*EXERCISE INSTRUCTIONS:* Tally up how many lines in the listing below contain the string "переплетаются", and give only the total.

*SUPPLIED ENTRIES:*
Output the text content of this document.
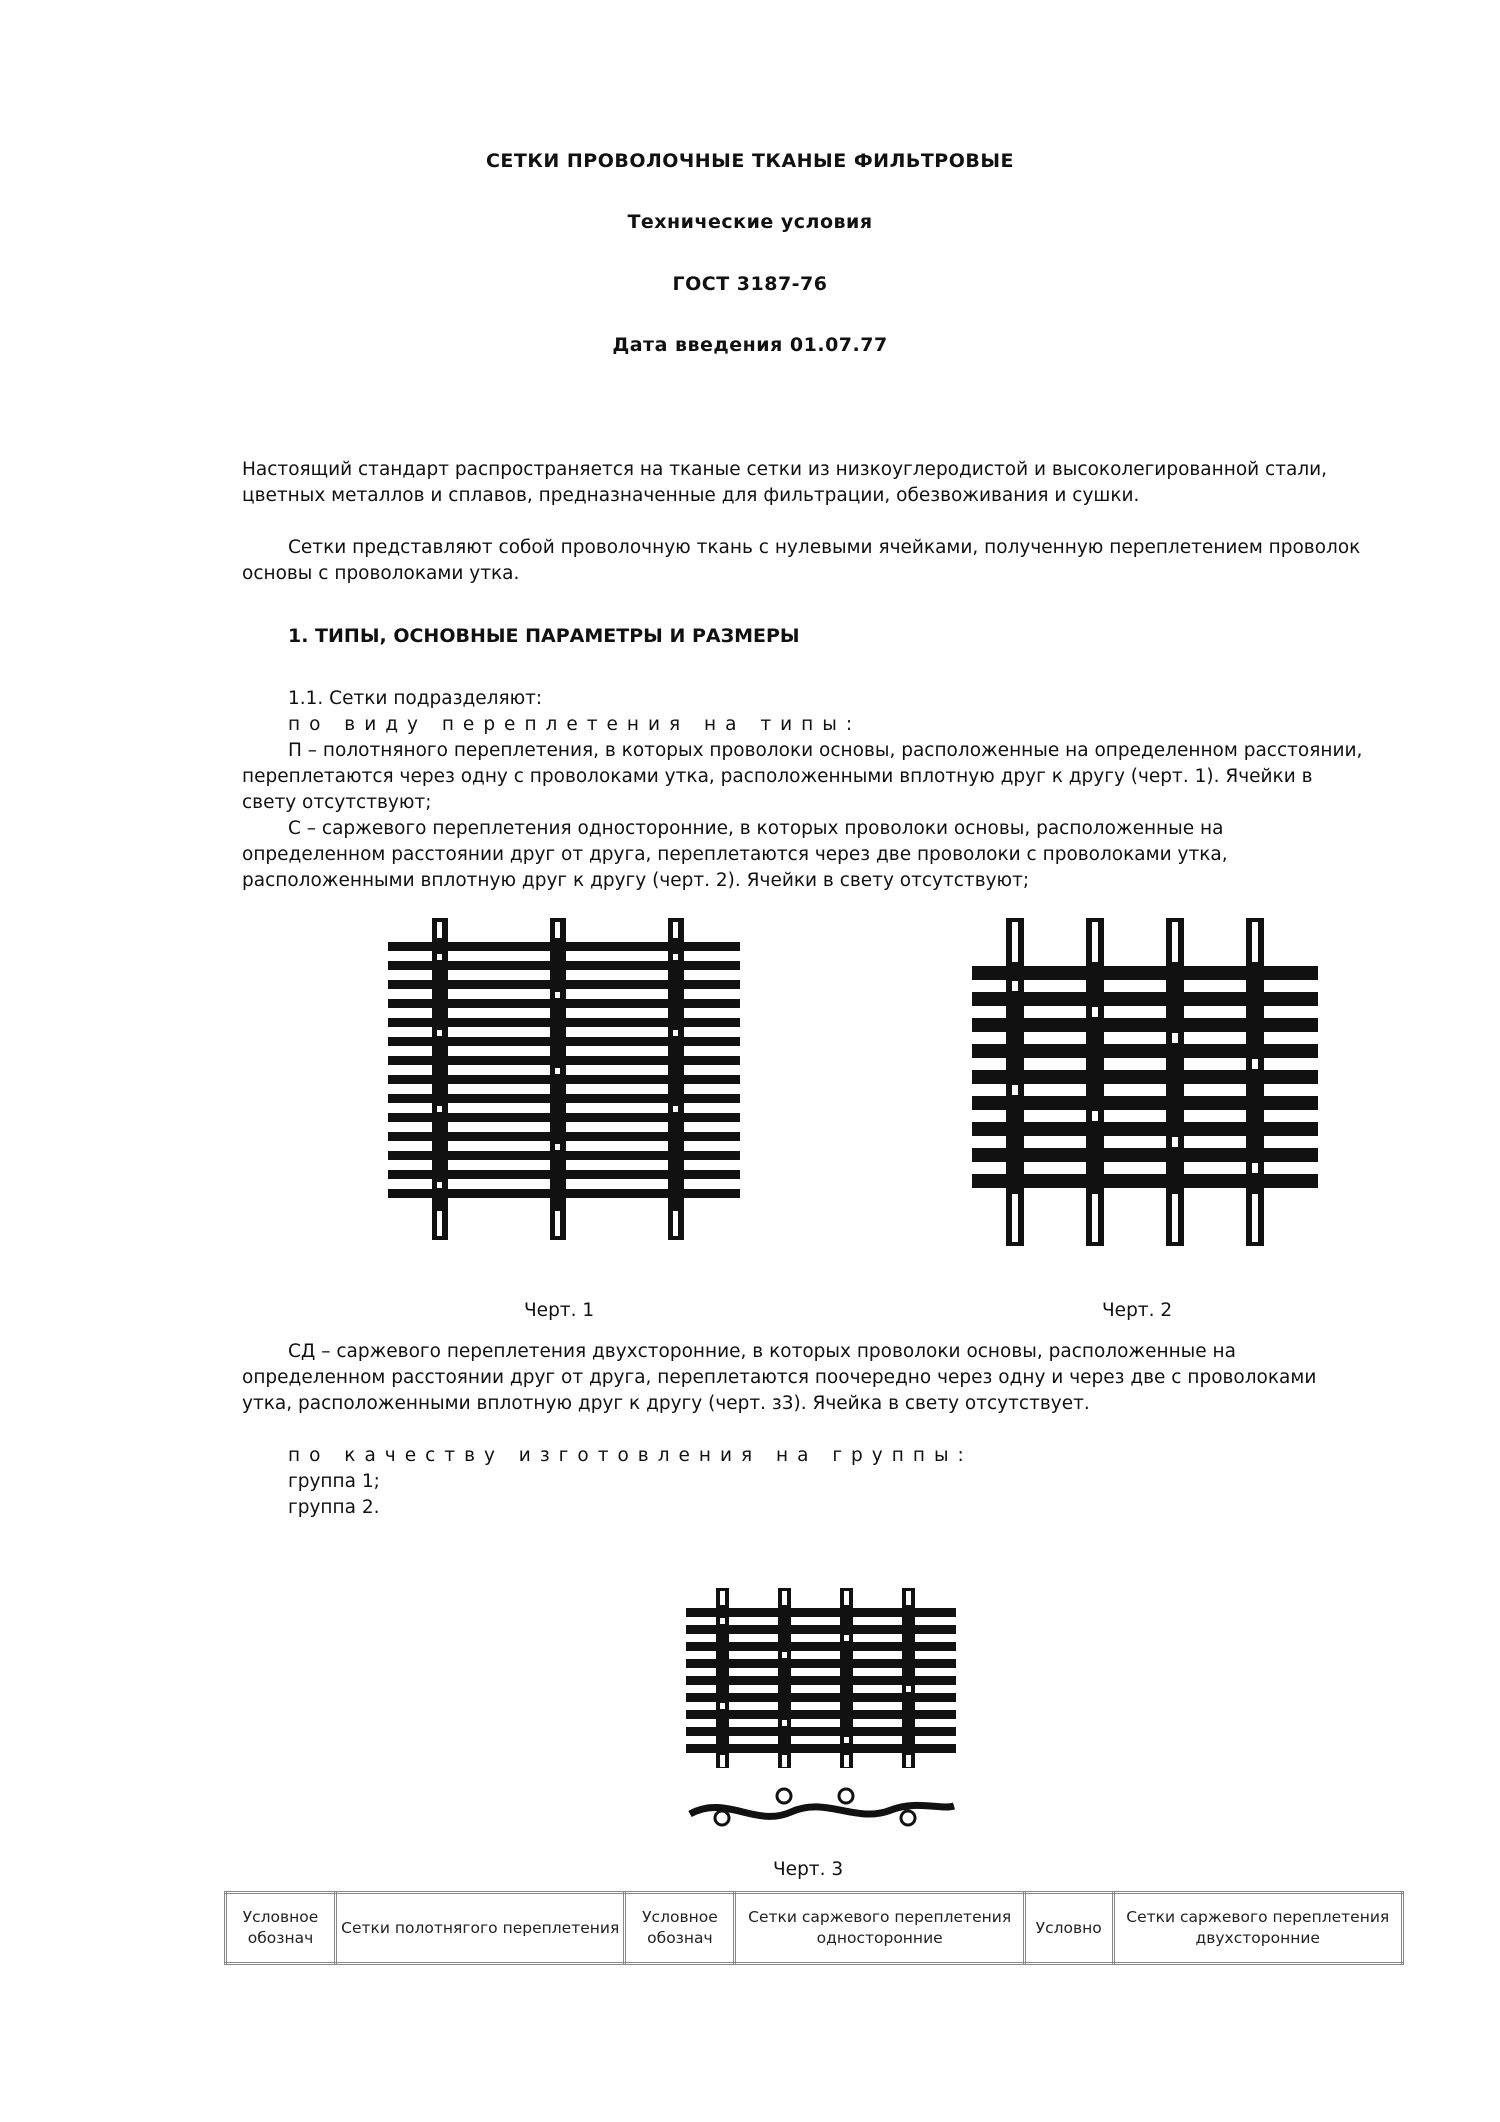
СЕТКИ ПРОВОЛОЧНЫЕ ТКАНЫЕ ФИЛЬТРОВЫЕ
Технические условия
ГОСТ 3187-76
Дата введения 01.07.77
Настоящий стандарт распространяется на тканые сетки из низкоуглеродистой и высоколегированной стали, цветных металлов и сплавов, предназначенные для фильтрации, обезвоживания и сушки.
Сетки представляют собой проволочную ткань с нулевыми ячейками, полученную переплетением проволок основы с проволоками утка.
1. ТИПЫ, ОСНОВНЫЕ ПАРАМЕТРЫ И РАЗМЕРЫ
1.1. Сетки подразделяют:
по виду переплетения на типы:
П – полотняного переплетения, в которых проволоки основы, расположенные на определенном расстоянии, переплетаются через одну с проволоками утка, расположенными вплотную друг к другу (черт. 1). Ячейки в свету отсутствуют;
С – саржевого переплетения односторонние, в которых проволоки основы, расположенные на определенном расстоянии друг от друга, переплетаются через две проволоки с проволоками утка, расположенными вплотную друг к другу (черт. 2). Ячейки в свету отсутствуют;
Черт. 1	Черт. 2
СД – саржевого переплетения двухсторонние, в которых проволоки основы, расположенные на определенном расстоянии друг от друга, переплетаются поочередно через одну и через две с проволоками утка, расположенными вплотную друг к другу (черт. з3). Ячейка в свету отсутствует.
по качеству изготовления на группы:
группа 1;
группа 2.
Черт. 3
Условное обознач	Сетки полотнягого переплетения	Условное обознач	Сетки саржевого переплетения односторонние	Условно	Сетки саржевого переплетения двухсторонние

*TASK RESULT:* 3